Instructions for the task —
In the passage on Romans 7, about how many times does Paul use the first-person "I" in that chapter?
=== Extract provided ===
Life Change

Romans 7 is Paul’s self-portrait in which he uses the first-person “I” almost 30 times. At the end of the chapter, Paul described himself as a suffering, miserable man. Why does he say this after having escaped the tyranny of sin?


A relationship between the believer and the Law exists after their death in Christ, but it’s a very different relationship.

God gave the Law to accomplish 2 objectives.

1. The Law exposes my sin. 
God gave His Law to confront us with our sin so that we might repent and come to faith in Him.

2. The Law exposes my sinfulness. 
The Law rouses our rebellious nature into action which shows our inability to help ourselves and proves our need for God to change our hearts.

Paul gives our rebellious nature a name. He calls it the flesh, and his use of the term is unlike any other writer in the Bible. Throughout the New Testament, flesh is often used figuratively of our physical aspect, as opposed to the soul or spirit. Prior to Paul, however, no one called this sinful or evil.
=== Supplied entries ===
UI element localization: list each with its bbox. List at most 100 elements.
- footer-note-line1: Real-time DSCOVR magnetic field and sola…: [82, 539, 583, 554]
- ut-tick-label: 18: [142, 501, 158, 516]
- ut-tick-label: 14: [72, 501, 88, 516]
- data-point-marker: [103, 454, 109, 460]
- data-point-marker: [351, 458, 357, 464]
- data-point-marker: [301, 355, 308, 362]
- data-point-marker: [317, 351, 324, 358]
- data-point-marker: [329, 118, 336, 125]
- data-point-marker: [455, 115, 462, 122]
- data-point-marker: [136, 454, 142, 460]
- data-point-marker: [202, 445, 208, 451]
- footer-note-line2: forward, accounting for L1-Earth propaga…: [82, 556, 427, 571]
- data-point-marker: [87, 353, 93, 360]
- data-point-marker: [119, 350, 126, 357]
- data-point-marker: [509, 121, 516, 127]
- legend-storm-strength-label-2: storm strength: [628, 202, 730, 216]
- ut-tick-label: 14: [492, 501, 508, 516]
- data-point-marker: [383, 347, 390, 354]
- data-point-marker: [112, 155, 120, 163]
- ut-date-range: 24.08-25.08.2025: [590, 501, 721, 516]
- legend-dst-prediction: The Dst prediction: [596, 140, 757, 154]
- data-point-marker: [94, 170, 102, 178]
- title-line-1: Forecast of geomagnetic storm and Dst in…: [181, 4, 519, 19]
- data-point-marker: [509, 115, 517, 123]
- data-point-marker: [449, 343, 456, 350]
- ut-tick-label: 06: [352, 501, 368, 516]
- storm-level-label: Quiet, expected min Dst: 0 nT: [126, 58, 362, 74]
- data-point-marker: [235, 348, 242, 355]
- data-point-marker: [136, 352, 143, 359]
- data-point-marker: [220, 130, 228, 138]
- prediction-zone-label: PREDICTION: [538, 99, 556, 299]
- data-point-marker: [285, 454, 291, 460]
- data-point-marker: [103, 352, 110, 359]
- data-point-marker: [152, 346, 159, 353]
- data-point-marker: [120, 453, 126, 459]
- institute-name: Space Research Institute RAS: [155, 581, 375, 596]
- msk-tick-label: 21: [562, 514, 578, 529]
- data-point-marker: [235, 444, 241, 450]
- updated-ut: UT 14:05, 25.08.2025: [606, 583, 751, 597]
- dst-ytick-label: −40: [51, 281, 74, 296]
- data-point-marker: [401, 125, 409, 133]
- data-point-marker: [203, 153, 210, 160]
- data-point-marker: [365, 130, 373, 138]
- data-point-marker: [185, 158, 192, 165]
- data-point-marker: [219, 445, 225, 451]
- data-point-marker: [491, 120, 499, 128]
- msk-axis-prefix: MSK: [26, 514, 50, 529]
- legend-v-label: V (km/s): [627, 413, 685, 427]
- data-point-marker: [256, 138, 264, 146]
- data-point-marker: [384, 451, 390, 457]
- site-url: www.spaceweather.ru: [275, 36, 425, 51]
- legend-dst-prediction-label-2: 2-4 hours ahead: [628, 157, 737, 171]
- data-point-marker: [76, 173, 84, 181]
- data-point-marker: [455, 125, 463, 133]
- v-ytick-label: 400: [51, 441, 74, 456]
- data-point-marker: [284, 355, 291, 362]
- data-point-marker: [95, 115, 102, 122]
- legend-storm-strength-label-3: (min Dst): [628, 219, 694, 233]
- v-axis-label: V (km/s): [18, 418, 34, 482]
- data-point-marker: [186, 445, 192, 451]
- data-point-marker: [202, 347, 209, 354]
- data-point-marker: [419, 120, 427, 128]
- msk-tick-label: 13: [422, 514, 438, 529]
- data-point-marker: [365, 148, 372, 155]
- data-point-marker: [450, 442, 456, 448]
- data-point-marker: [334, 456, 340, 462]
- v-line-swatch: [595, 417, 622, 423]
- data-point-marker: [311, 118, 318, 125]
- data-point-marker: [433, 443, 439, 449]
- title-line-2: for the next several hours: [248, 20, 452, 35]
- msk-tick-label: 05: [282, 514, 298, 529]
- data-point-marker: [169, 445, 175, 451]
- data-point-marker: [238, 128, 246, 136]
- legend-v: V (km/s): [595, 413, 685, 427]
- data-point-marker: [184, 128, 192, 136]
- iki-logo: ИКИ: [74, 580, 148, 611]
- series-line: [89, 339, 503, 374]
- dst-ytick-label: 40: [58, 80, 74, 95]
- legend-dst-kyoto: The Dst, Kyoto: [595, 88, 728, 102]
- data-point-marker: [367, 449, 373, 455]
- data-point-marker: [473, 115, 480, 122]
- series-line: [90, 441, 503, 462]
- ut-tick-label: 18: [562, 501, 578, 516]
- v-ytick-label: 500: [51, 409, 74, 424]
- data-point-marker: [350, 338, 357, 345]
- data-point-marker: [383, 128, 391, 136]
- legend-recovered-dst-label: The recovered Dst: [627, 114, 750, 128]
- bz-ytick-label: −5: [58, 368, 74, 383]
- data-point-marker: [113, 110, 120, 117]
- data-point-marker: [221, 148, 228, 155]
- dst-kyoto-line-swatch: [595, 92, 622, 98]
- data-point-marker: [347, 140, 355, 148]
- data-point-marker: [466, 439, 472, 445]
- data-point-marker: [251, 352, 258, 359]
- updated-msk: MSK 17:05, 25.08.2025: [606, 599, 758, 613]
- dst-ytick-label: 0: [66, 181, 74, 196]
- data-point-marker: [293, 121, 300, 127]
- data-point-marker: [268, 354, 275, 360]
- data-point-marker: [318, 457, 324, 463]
===
Written answer —
Almost 30 times.